◆ **Written request**:
Take each line containing the word "through" and copy it.

◆ **Data entries**:
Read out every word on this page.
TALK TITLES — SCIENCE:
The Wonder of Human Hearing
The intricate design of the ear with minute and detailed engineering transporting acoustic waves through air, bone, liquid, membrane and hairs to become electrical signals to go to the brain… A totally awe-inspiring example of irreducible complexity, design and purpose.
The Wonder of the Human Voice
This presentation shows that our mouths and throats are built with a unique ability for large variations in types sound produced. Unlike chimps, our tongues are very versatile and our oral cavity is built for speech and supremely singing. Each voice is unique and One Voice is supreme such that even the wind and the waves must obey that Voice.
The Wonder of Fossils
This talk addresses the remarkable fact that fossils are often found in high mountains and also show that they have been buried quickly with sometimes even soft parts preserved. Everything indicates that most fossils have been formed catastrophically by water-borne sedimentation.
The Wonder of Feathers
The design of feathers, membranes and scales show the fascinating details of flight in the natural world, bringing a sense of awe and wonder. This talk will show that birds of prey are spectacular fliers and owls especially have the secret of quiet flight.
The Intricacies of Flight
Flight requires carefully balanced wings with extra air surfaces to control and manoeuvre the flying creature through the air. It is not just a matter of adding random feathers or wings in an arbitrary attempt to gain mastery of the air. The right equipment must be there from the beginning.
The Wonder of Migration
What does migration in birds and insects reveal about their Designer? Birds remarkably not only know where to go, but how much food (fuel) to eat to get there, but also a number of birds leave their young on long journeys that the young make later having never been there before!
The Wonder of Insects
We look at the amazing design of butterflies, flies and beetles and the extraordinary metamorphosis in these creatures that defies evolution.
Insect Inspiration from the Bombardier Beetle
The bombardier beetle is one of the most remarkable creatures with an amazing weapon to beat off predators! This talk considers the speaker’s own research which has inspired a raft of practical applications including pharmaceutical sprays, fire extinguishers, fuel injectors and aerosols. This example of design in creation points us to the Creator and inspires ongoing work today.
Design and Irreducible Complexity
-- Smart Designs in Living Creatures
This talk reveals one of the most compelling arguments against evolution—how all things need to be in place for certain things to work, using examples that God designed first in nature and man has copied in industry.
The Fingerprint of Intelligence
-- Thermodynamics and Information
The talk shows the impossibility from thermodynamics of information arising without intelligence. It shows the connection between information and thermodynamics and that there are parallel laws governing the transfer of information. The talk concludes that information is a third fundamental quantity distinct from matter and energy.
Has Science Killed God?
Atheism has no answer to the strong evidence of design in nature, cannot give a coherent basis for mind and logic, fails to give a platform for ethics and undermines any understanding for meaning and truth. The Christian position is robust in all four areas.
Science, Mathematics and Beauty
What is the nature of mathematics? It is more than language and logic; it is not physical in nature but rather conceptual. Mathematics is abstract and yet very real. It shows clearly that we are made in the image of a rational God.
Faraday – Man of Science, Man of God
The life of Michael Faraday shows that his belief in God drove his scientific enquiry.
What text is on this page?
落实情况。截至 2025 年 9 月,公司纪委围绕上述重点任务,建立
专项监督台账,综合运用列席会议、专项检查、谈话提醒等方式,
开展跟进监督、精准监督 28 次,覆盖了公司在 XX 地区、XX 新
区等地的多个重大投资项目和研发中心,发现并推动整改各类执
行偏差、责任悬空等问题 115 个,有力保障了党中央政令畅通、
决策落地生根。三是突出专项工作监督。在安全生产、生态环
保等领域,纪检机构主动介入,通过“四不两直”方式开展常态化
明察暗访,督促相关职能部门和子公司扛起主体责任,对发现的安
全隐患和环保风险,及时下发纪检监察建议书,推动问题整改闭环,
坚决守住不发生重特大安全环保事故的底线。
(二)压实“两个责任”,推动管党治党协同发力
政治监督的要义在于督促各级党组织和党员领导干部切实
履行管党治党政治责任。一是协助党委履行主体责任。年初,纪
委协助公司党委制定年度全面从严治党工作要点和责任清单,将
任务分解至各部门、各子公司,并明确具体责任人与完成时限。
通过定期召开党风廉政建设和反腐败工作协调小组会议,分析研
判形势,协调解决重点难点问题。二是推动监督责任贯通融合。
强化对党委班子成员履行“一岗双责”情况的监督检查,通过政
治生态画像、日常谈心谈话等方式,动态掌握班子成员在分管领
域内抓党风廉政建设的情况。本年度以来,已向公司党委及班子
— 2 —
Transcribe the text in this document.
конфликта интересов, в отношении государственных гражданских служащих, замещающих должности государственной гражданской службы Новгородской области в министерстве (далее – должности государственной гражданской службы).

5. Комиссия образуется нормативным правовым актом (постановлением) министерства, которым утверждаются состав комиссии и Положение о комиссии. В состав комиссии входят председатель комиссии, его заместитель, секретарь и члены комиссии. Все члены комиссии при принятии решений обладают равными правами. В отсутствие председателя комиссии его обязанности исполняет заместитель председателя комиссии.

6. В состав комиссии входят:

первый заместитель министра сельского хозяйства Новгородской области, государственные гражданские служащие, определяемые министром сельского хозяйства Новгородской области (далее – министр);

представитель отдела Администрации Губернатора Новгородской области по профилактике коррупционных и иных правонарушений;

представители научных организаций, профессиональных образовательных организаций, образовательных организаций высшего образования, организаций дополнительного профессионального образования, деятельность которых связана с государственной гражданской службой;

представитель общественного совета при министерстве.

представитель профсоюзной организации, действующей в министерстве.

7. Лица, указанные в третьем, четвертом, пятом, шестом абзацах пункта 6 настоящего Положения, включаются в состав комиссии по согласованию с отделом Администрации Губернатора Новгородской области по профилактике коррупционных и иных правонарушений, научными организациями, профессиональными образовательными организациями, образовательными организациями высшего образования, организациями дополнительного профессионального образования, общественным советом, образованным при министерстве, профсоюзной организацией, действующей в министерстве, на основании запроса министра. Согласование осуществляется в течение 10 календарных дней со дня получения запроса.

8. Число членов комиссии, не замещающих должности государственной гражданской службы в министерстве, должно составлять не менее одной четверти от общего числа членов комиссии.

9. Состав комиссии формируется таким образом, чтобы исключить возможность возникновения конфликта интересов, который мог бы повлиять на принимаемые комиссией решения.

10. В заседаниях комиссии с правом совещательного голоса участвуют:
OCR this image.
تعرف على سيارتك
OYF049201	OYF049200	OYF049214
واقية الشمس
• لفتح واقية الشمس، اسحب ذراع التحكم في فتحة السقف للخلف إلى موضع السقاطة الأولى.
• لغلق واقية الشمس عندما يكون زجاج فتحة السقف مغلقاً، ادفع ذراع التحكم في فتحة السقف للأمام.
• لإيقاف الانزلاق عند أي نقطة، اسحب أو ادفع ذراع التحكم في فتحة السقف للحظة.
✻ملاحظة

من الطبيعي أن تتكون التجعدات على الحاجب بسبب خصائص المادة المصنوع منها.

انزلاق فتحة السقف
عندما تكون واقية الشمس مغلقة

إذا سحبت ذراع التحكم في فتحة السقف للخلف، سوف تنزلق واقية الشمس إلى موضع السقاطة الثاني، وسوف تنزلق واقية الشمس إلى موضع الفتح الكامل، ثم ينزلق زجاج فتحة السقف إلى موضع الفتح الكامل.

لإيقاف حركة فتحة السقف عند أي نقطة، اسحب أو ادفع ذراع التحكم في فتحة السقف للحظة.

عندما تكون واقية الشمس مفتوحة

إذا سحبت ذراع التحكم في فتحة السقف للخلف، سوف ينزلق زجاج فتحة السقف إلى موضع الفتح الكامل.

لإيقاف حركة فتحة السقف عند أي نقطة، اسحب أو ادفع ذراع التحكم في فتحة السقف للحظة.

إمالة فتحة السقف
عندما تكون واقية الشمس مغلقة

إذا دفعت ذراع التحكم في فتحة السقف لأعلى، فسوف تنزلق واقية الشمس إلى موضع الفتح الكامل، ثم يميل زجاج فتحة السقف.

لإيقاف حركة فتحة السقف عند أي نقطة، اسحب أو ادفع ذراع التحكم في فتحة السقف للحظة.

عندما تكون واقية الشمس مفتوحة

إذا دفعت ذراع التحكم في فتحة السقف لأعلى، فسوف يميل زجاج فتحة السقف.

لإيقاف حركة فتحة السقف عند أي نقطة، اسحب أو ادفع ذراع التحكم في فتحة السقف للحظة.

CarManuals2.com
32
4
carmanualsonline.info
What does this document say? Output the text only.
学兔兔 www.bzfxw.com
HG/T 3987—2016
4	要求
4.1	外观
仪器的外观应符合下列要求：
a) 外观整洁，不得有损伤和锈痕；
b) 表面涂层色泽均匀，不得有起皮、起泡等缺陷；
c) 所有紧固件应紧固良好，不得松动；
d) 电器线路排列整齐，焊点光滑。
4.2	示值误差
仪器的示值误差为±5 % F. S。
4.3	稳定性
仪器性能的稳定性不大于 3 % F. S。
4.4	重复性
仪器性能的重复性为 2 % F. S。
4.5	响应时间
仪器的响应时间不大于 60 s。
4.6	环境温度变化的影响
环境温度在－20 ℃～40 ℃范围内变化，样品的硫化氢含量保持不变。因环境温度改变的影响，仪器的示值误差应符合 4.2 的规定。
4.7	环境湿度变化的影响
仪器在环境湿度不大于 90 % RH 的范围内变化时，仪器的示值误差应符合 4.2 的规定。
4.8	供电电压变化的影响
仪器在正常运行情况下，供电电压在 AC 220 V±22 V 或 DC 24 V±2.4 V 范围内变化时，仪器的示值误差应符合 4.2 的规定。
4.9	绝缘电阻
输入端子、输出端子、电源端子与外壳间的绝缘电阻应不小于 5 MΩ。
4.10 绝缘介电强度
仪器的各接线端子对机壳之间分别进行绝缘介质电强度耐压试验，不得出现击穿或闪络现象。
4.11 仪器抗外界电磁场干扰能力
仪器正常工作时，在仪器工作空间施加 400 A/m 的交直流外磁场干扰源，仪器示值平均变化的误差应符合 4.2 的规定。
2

◆ **Final answer**:
The intricate design of the ear with minute and detailed engineering transporting acoustic waves through air, bone, liquid, membrane and hairs to become electrical signals to go to the brain… A totally awe-inspiring example of irreducible complexity, design and purpose.
Flight requires carefully balanced wings with extra air surfaces to control and manoeuvre the flying creature through the air. It is not just a matter of adding random feathers or wings in an arbitrary attempt to gain mastery of the air. The right equipment must be there from the beginning.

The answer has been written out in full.